__EXTRAIT DU DOCUMENT__.
---

Elle modifie ensuite le code de l'action sociale et des familles, pour adapter l'organisation administrative des mandataires judiciaires à la protection des majeurs (articles 5 à 7) et impose aux personnes morales précédemment habilitées à ce titre à se conformer aux nouvelles règles en vigueur.

La seconde ordonnance est celle n° 2013-421 du 23 mai 2013 qui a pour objet de rendre applicable en Polynésie française un mécanisme d'inscription des débiteurs surendettés au fichier national des incidents de remboursement, équivalent à celui prévu, en métropole, pour les commissions départementales de surendettement des particuliers à l'article L. 333-4 du code de la consommation.

Toutefois, ce dispositif, conçu comme décalque du précédent, fait référence à une « commission de surendettement des particuliers instituée par la Polynésie française », alors que, contrairement à ce qui est prévu pour la Nouvelle Calédonie (articles L. 334-4 du même code) ou Wallis et Futuna (articles L. 334-8), aucune disposition légale n'impose ni n'encadre la création d'une telle commission, ceci relevant de la compétence de la Polynésie française.

Enfin, la troisième correspond à l' ordonnance n° 2013-516 du 20 juin 2013 qui procède à certaines coordinations requises pour garantir l'application, dans le dernier état du droit en vigueur, en Nouvelle-Calédonie et dans les îles Wallis et Futuna :

- de la réforme de la publicité foncière (ordonnance n° 2010-638 du 10 juin 2010 portant suppression du régime des conservateurs des hypothèques), qui a conduit à la suppression des conservateurs des hypothèques (articles 1, 2, 3 et 12) ;

- des règles du code civil applicables à la vente d'immeuble à construire ou au débordement des arbres et arbrisseaux sur les fonds mitoyens (articles 1) et de celles de la loi n° 65-557 du 10 juillet 1965 fixant le statut de la copropriété des immeubles bâtis (article 10) ;

- des règles applicables, en matière d'accident de la circulation, s'agissant du recours du tiers payeur contre l'auteur du dommage ou son assureur (articles 5 à 9) ;

- du dispositif des sociétés de participations financières de professions libérales (articles 11).

---

[Listes d'éléments annotées]

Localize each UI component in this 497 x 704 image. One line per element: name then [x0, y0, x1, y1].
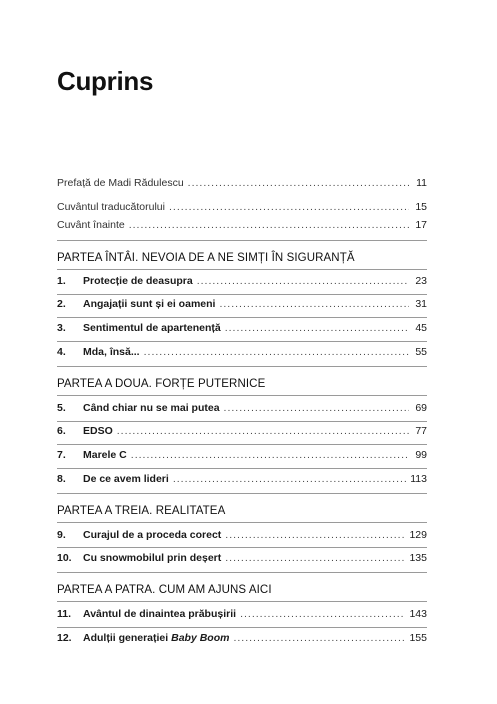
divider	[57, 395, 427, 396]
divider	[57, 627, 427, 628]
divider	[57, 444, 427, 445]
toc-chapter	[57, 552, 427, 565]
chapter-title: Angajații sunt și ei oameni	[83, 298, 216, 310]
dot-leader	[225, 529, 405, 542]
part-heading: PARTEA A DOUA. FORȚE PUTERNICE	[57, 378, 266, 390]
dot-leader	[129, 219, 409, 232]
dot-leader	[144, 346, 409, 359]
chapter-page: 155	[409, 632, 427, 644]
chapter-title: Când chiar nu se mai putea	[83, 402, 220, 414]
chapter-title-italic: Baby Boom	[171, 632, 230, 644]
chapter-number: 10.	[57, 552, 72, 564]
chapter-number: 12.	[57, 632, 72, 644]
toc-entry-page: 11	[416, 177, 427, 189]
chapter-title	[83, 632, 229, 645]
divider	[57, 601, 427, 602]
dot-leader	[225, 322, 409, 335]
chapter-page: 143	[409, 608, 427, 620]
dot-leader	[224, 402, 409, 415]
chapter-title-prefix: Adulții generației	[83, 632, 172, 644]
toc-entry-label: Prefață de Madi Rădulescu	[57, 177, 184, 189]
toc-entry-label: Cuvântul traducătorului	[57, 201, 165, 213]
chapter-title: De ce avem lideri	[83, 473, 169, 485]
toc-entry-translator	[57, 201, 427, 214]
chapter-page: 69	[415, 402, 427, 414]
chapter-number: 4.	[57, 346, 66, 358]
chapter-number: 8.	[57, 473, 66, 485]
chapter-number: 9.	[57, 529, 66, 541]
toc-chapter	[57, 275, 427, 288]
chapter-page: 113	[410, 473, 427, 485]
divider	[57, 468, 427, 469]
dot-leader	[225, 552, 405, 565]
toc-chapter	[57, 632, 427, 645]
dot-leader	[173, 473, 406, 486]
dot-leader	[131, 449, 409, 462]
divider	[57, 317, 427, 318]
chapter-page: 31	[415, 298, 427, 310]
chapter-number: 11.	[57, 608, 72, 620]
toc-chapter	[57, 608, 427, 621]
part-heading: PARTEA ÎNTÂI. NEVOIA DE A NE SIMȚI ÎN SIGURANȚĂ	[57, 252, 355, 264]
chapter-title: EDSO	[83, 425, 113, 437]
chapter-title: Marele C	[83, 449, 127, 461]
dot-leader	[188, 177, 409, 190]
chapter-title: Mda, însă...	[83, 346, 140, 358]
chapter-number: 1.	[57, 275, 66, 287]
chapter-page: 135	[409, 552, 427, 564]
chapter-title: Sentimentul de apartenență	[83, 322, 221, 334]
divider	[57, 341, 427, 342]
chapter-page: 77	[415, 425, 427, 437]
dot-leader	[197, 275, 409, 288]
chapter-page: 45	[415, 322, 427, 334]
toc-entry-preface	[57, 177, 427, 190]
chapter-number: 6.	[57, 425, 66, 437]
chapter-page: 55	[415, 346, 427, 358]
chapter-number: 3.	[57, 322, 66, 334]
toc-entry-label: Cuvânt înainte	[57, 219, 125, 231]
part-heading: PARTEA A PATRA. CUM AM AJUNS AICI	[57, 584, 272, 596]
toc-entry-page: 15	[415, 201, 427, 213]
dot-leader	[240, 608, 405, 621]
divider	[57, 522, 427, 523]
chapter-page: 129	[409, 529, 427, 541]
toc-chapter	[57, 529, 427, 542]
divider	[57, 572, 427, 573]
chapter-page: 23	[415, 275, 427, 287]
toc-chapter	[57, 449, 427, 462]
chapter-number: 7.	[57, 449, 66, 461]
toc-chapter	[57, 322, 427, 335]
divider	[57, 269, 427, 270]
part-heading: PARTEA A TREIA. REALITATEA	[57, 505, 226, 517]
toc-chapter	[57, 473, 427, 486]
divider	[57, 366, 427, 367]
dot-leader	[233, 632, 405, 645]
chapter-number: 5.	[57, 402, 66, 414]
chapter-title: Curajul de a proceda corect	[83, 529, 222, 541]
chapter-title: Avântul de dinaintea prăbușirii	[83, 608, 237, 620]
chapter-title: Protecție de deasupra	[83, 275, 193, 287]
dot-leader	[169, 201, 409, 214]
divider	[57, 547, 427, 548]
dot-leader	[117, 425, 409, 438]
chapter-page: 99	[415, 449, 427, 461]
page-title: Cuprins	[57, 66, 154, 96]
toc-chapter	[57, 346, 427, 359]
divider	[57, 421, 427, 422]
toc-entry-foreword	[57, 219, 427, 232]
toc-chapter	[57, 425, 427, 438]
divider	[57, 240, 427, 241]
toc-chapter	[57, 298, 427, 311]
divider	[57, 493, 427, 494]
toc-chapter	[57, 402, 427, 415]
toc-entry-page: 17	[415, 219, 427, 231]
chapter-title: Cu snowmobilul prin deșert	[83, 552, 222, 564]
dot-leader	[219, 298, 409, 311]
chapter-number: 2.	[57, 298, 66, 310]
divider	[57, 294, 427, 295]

---

__CONSIGNES__.
1 > Répondez brièvement à partir de l'extrait du document :
(a) De quelle date est l'ordonnance n° 2013-421 ?
(b) Quel article du code de la consommation est cité pour la Nouvelle Calédonie ?
(c) Quelle loi fixe le statut de la copropriété des immeubles bâtis ?
2 > Relevez toutes les ordonnances citées par leur numéro dans l'extrait du document, avec leur date.
3 > Prélevez mot pour mot dans l'extrait du document tout le passage allant de « La seconde ordonnance » jusqu'à « de la consommation. ».

__RÉPONSES DONNÉES__.
1 >
(a) Du 23 mai 2013.
(b) L'article L. 334-4.
(c) La loi n° 65-557 du 10 juillet 1965.

2 >
- Ordonnance n° 2013-421 du 23 mai 2013
- Ordonnance n° 2013-516 du 20 juin 2013
- Ordonnance n° 2010-638 du 10 juin 2010

3 >
La seconde ordonnance est celle n° 2013-421 du 23 mai 2013 qui a pour objet de rendre applicable en Polynésie française un mécanisme d'inscription des débiteurs surendettés au fichier national des incidents de remboursement, équivalent à celui prévu, en métropole, pour les commissions départementales de surendettement des particuliers à l'article L. 333-4 du code de la consommation.